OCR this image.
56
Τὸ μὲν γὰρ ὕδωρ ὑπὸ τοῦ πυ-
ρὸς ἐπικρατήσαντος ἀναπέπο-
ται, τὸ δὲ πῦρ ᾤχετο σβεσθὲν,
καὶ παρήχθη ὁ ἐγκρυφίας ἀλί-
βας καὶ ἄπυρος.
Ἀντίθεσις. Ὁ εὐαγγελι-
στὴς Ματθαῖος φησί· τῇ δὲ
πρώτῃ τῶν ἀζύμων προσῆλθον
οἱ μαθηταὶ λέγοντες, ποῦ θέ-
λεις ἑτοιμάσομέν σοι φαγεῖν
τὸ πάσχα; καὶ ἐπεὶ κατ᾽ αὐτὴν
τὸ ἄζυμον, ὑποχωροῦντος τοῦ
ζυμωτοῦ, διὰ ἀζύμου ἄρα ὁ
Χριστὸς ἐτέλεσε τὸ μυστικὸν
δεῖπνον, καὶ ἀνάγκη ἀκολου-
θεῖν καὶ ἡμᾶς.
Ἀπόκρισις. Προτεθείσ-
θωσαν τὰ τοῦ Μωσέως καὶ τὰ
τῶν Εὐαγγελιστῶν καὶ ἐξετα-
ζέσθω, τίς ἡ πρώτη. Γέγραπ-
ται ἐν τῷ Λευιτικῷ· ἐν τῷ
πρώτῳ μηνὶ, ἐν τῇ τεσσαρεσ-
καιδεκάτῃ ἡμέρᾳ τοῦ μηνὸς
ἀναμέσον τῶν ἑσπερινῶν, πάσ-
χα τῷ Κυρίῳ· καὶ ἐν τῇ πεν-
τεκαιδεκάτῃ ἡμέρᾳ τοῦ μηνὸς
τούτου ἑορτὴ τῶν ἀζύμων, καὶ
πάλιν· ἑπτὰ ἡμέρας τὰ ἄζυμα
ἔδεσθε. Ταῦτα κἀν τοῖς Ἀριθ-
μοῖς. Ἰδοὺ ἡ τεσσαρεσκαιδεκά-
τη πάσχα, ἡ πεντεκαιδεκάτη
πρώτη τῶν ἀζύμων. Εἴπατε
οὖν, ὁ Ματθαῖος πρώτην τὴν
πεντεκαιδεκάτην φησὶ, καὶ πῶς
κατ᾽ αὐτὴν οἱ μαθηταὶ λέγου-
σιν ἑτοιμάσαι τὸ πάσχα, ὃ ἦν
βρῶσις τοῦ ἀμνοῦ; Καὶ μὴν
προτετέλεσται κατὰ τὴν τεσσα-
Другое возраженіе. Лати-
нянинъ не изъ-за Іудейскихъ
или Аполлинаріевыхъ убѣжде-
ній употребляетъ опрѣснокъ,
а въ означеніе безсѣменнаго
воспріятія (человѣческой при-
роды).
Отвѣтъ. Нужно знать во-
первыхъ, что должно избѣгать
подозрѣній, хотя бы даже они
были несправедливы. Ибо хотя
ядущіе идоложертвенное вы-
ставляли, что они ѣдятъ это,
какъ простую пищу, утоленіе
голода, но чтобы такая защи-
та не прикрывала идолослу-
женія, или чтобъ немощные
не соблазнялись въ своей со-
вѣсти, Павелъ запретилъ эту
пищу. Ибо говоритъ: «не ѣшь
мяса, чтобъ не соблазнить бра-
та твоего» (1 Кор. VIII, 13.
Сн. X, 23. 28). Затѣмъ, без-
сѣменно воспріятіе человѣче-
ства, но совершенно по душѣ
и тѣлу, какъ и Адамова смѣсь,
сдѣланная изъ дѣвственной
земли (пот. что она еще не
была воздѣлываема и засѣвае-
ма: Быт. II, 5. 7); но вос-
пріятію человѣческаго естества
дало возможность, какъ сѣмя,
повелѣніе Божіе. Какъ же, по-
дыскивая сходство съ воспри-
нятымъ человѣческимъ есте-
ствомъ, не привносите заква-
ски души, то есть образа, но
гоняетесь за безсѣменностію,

§ Task details:
Would you give the material above again, complete and exact?

§ Result:
OCR this image.
56
Τὸ μὲν γὰρ ὕδωρ ὑπὸ τοῦ πυ-
ρὸς ἐπικρατήσαντος ἀναπέπο-
ται, τὸ δὲ πῦρ ᾤχετο σβεσθὲν,
καὶ παρήχθη ὁ ἐγκρυφίας ἀλί-
βας καὶ ἄπυρος.
Ἀντίθεσις. Ὁ εὐαγγελι-
στὴς Ματθαῖος φησί· τῇ δὲ
πρώτῃ τῶν ἀζύμων προσῆλθον
οἱ μαθηταὶ λέγοντες, ποῦ θέ-
λεις ἑτοιμάσομέν σοι φαγεῖν
τὸ πάσχα; καὶ ἐπεὶ κατ᾽ αὐτὴν
τὸ ἄζυμον, ὑποχωροῦντος τοῦ
ζυμωτοῦ, διὰ ἀζύμου ἄρα ὁ
Χριστὸς ἐτέλεσε τὸ μυστικὸν
δεῖπνον, καὶ ἀνάγκη ἀκολου-
θεῖν καὶ ἡμᾶς.
Ἀπόκρισις. Προτεθείσ-
θωσαν τὰ τοῦ Μωσέως καὶ τὰ
τῶν Εὐαγγελιστῶν καὶ ἐξετα-
ζέσθω, τίς ἡ πρώτη. Γέγραπ-
ται ἐν τῷ Λευιτικῷ· ἐν τῷ
πρώτῳ μηνὶ, ἐν τῇ τεσσαρεσ-
καιδεκάτῃ ἡμέρᾳ τοῦ μηνὸς
ἀναμέσον τῶν ἑσπερινῶν, πάσ-
χα τῷ Κυρίῳ· καὶ ἐν τῇ πεν-
τεκαιδεκάτῃ ἡμέρᾳ τοῦ μηνὸς
τούτου ἑορτὴ τῶν ἀζύμων, καὶ
πάλιν· ἑπτὰ ἡμέρας τὰ ἄζυμα
ἔδεσθε. Ταῦτα κἀν τοῖς Ἀριθ-
μοῖς. Ἰδοὺ ἡ τεσσαρεσκαιδεκά-
τη πάσχα, ἡ πεντεκαιδεκάτη
πρώτη τῶν ἀζύμων. Εἴπατε
οὖν, ὁ Ματθαῖος πρώτην τὴν
πεντεκαιδεκάτην φησὶ, καὶ πῶς
κατ᾽ αὐτὴν οἱ μαθηταὶ λέγου-
σιν ἑτοιμάσαι τὸ πάσχα, ὃ ἦν
βρῶσις τοῦ ἀμνοῦ; Καὶ μὴν
προτετέλεσται κατὰ τὴν τεσσα-
Другое возраженіе. Лати-
нянинъ не изъ-за Іудейскихъ
или Аполлинаріевыхъ убѣжде-
ній употребляетъ опрѣснокъ,
а въ означеніе безсѣменнаго
воспріятія (человѣческой при-
роды).
Отвѣтъ. Нужно знать во-
первыхъ, что должно избѣгать
подозрѣній, хотя бы даже они
были несправедливы. Ибо хотя
ядущіе идоложертвенное вы-
ставляли, что они ѣдятъ это,
какъ простую пищу, утоленіе
голода, но чтобы такая защи-
та не прикрывала идолослу-
женія, или чтобъ немощные
не соблазнялись въ своей со-
вѣсти, Павелъ запретилъ эту
пищу. Ибо говоритъ: «не ѣшь
мяса, чтобъ не соблазнить бра-
та твоего» (1 Кор. VIII, 13.
Сн. X, 23. 28). Затѣмъ, без-
сѣменно воспріятіе человѣче-
ства, но совершенно по душѣ
и тѣлу, какъ и Адамова смѣсь,
сдѣланная изъ дѣвственной
земли (пот. что она еще не
была воздѣлываема и засѣвае-
ма: Быт. II, 5. 7); но вос-
пріятію человѣческаго естества
дало возможность, какъ сѣмя,
повелѣніе Божіе. Какъ же, по-
дыскивая сходство съ воспри-
нятымъ человѣческимъ есте-
ствомъ, не привносите заква-
ски души, то есть образа, но
гоняетесь за безсѣменностію,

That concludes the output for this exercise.